- _Extracted entries_:
···
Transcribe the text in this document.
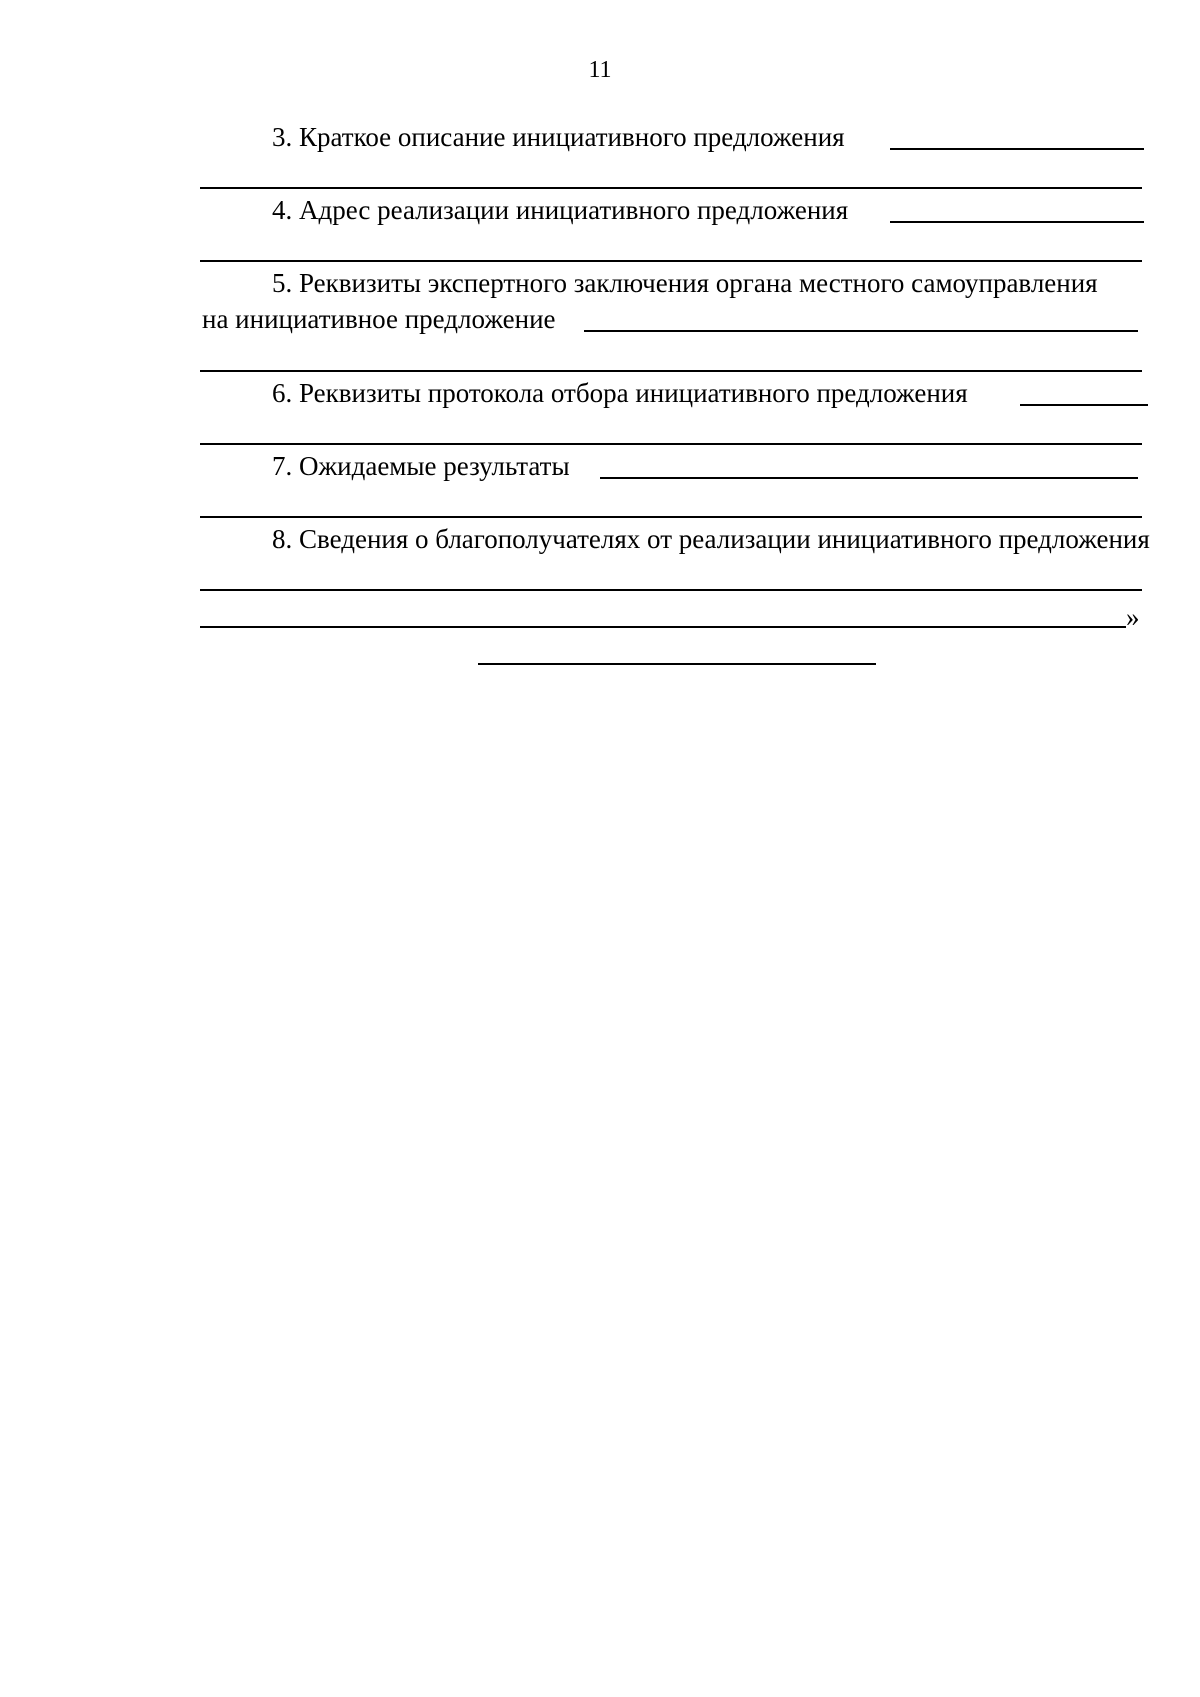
11
3. Краткое описание инициативного предложения
4. Адрес реализации инициативного предложения
5. Реквизиты экспертного заключения органа местного самоуправления
на инициативное предложение
6. Реквизиты протокола отбора инициативного предложения
7. Ожидаемые результаты
8. Сведения о благополучателях от реализации инициативного предложения
»
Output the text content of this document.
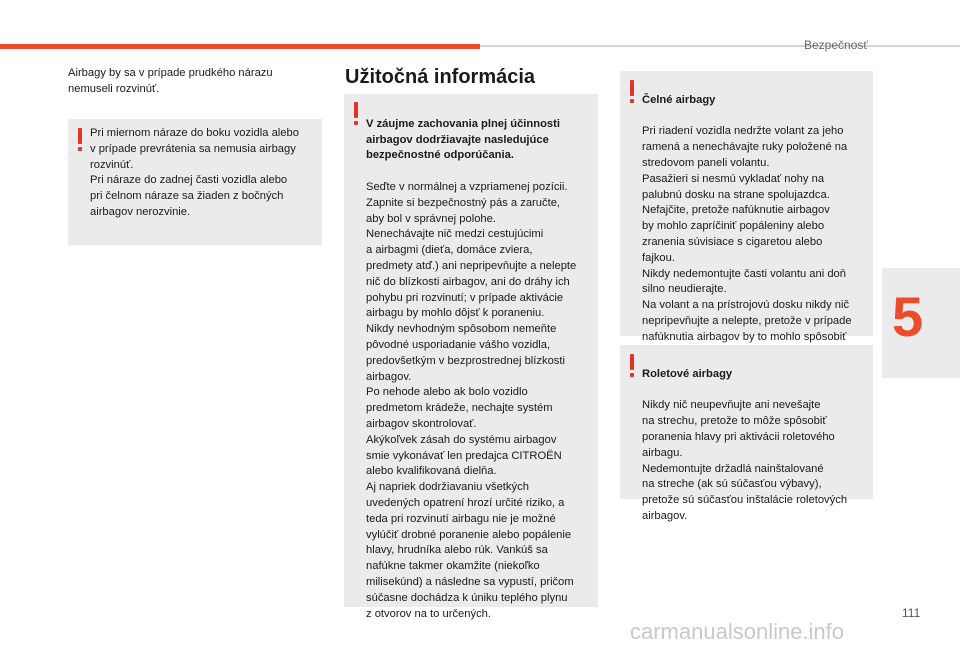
Bezpečnosť
Airbagy by sa v prípade prudkého nárazu nemuseli rozvinúť.
Užitočná informácia
Pri miernom náraze do boku vozidla alebo
v prípade prevrátenia sa nemusia airbagy
rozvinúť.
Pri náraze do zadnej časti vozidla alebo
pri čelnom náraze sa žiaden z bočných
airbagov nerozvinie.

V záujme zachovania plnej účinnosti
airbagov dodržiavajte nasledujúce
bezpečnostné odporúčania.

Seďte v normálnej a vzpriamenej pozícii.
Zapnite si bezpečnostný pás a zaručte,
aby bol v správnej polohe.
Nenechávajte nič medzi cestujúcimi
a airbagmi (dieťa, domáce zviera,
predmety atď.) ani nepripevňujte a nelepte
nič do blízkosti airbagov, ani do dráhy ich
pohybu pri rozvinutí; v prípade aktivácie
airbagu by mohlo dôjsť k poraneniu.
Nikdy nevhodným spôsobom nemeňte
pôvodné usporiadanie vášho vozidla,
predovšetkým v bezprostrednej blízkosti
airbagov.
Po nehode alebo ak bolo vozidlo
predmetom krádeže, nechajte systém
airbagov skontrolovať.
Akýkoľvek zásah do systému airbagov
smie vykonávať len predajca CITROËN
alebo kvalifikovaná dielňa.
Aj napriek dodržiavaniu všetkých
uvedených opatrení hrozí určité riziko, a
teda pri rozvinutí airbagu nie je možné
vylúčiť drobné poranenie alebo popálenie
hlavy, hrudníka alebo rúk. Vankúš sa
nafúkne takmer okamžite (niekoľko
milisekúnd) a následne sa vypustí, pričom
súčasne dochádza k úniku teplého plynu
z otvorov na to určených.

Čelné airbagy

Pri riadení vozidla nedržte volant za jeho
ramená a nenechávajte ruky položené na
stredovom paneli volantu.
Pasažieri si nesmú vykladať nohy na
palubnú dosku na strane spolujazdca.
Nefajčite, pretože nafúknutie airbagov
by mohlo zapríčiniť popáleniny alebo
zranenia súvisiace s cigaretou alebo
fajkou.
Nikdy nedemontujte časti volantu ani doň
silno neudierajte.
Na volant a na prístrojovú dosku nikdy nič
nepripevňujte a nelepte, pretože v prípade
nafúknutia airbagov by to mohlo spôsobiť

Roletové airbagy

Nikdy nič neupevňujte ani nevešajte
na strechu, pretože to môže spôsobiť
poranenia hlavy pri aktivácii roletového
airbagu.
Nedemontujte držadlá nainštalované
na streche (ak sú súčasťou výbavy),
pretože sú súčasťou inštalácie roletových
airbagov.

5
111
carmanualsonline.info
···
Please repeat the entries exactly. Do not include the pictures.

- _Answer to the task_:
Transcribe the text in this document.
11
3. Краткое описание инициативного предложения
4. Адрес реализации инициативного предложения
5. Реквизиты экспертного заключения органа местного самоуправления
на инициативное предложение
6. Реквизиты протокола отбора инициативного предложения
7. Ожидаемые результаты
8. Сведения о благополучателях от реализации инициативного предложения
»
Output the text content of this document.
Bezpečnosť
Airbagy by sa v prípade prudkého nárazu nemuseli rozvinúť.
Užitočná informácia
Pri miernom náraze do boku vozidla alebo
v prípade prevrátenia sa nemusia airbagy
rozvinúť.
Pri náraze do zadnej časti vozidla alebo
pri čelnom náraze sa žiaden z bočných
airbagov nerozvinie.

V záujme zachovania plnej účinnosti
airbagov dodržiavajte nasledujúce
bezpečnostné odporúčania.

Seďte v normálnej a vzpriamenej pozícii.
Zapnite si bezpečnostný pás a zaručte,
aby bol v správnej polohe.
Nenechávajte nič medzi cestujúcimi
a airbagmi (dieťa, domáce zviera,
predmety atď.) ani nepripevňujte a nelepte
nič do blízkosti airbagov, ani do dráhy ich
pohybu pri rozvinutí; v prípade aktivácie
airbagu by mohlo dôjsť k poraneniu.
Nikdy nevhodným spôsobom nemeňte
pôvodné usporiadanie vášho vozidla,
predovšetkým v bezprostrednej blízkosti
airbagov.
Po nehode alebo ak bolo vozidlo
predmetom krádeže, nechajte systém
airbagov skontrolovať.
Akýkoľvek zásah do systému airbagov
smie vykonávať len predajca CITROËN
alebo kvalifikovaná dielňa.
Aj napriek dodržiavaniu všetkých
uvedených opatrení hrozí určité riziko, a
teda pri rozvinutí airbagu nie je možné
vylúčiť drobné poranenie alebo popálenie
hlavy, hrudníka alebo rúk. Vankúš sa
nafúkne takmer okamžite (niekoľko
milisekúnd) a následne sa vypustí, pričom
súčasne dochádza k úniku teplého plynu
z otvorov na to určených.

Čelné airbagy

Pri riadení vozidla nedržte volant za jeho
ramená a nenechávajte ruky položené na
stredovom paneli volantu.
Pasažieri si nesmú vykladať nohy na
palubnú dosku na strane spolujazdca.
Nefajčite, pretože nafúknutie airbagov
by mohlo zapríčiniť popáleniny alebo
zranenia súvisiace s cigaretou alebo
fajkou.
Nikdy nedemontujte časti volantu ani doň
silno neudierajte.
Na volant a na prístrojovú dosku nikdy nič
nepripevňujte a nelepte, pretože v prípade
nafúknutia airbagov by to mohlo spôsobiť

Roletové airbagy

Nikdy nič neupevňujte ani nevešajte
na strechu, pretože to môže spôsobiť
poranenia hlavy pri aktivácii roletového
airbagu.
Nedemontujte držadlá nainštalované
na streche (ak sú súčasťou výbavy),
pretože sú súčasťou inštalácie roletových
airbagov.

5
111
carmanualsonline.info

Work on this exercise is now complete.